#### Set problem:
Check each line of the records below and collect those that include the word "title".

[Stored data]
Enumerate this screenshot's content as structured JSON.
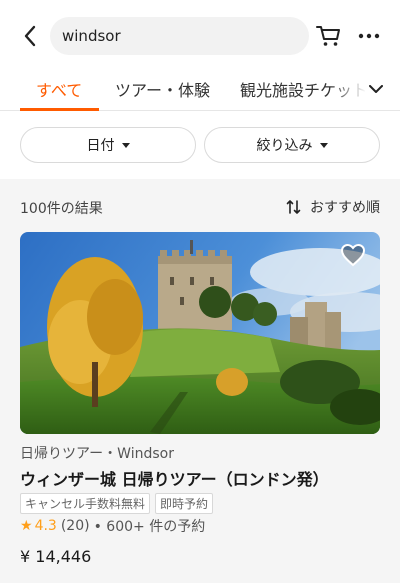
{
  "header": {
    "search_value": "windsor",
    "back_icon": "chevron-left-icon",
    "cart_icon": "cart-icon",
    "more_icon": "more-dots-icon"
  },
  "tabs": [
    {
      "label": "すべて",
      "active": true
    },
    {
      "label": "ツアー・体験",
      "active": false
    },
    {
      "label": "観光施設チケット",
      "active": false
    }
  ],
  "filters": {
    "date_label": "日付",
    "refine_label": "絞り込み"
  },
  "results": {
    "count_label": "100件の結果",
    "sort_label": "おすすめ順"
  },
  "card": {
    "category": "日帰りツアー・Windsor",
    "title": "ウィンザー城 日帰りツアー（ロンドン発）",
    "tags": [
      "キャンセル手数料無料",
      "即時予約"
    ],
    "rating": "4.3",
    "reviews": "(20)",
    "bookings": "• 600+ 件の予約",
    "price": "¥ 14,446"
  },
  "colors": {
    "accent": "#ff5b00",
    "star": "#ff9f1a"
  }
}
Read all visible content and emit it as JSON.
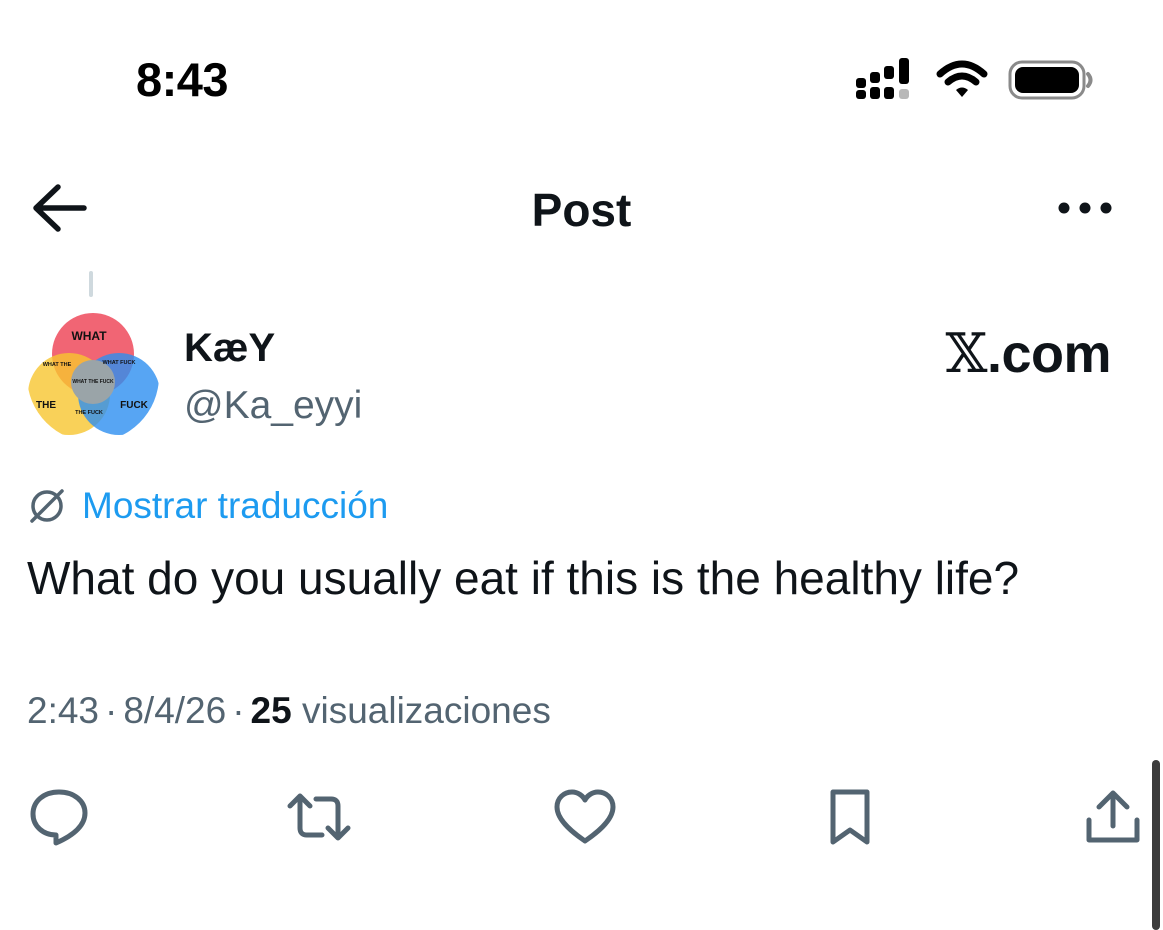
{
  "status_bar": {
    "time": "8:43",
    "icons": [
      "cellular-signal-icon",
      "wifi-icon",
      "battery-icon"
    ]
  },
  "header": {
    "title": "Post",
    "back_icon": "arrow-left-icon",
    "more_icon": "more-horizontal-icon"
  },
  "post": {
    "author": {
      "display_name": "KæY",
      "handle": "@Ka_eyyi",
      "avatar_labels": {
        "top": "WHAT",
        "left": "THE",
        "right": "FUCK",
        "top_left": "WHAT THE",
        "top_right": "WHAT FUCK",
        "bottom": "THE FUCK",
        "center": "WHAT THE FUCK"
      }
    },
    "watermark": {
      "x": "𝕏",
      "domain": ".com"
    },
    "translate_label": "Mostrar traducción",
    "text": "What do you usually eat if this is the healthy life?",
    "meta": {
      "time": "2:43",
      "date": "8/4/26",
      "separator": "·",
      "views_count": "25",
      "views_label": "visualizaciones"
    }
  },
  "actions": [
    "reply-icon",
    "repost-icon",
    "like-icon",
    "bookmark-icon",
    "share-icon"
  ],
  "colors": {
    "text_primary": "#0f1419",
    "text_secondary": "#536471",
    "link": "#1d9bf0",
    "venn_red": "#ee4a5c",
    "venn_yellow": "#f7c52f",
    "venn_blue": "#2d8ff0",
    "venn_green": "#7cbf5a"
  }
}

#### Written answer:
    "title": "ウィンザー城 日帰りツアー（ロンドン発）",
    "title": "Post",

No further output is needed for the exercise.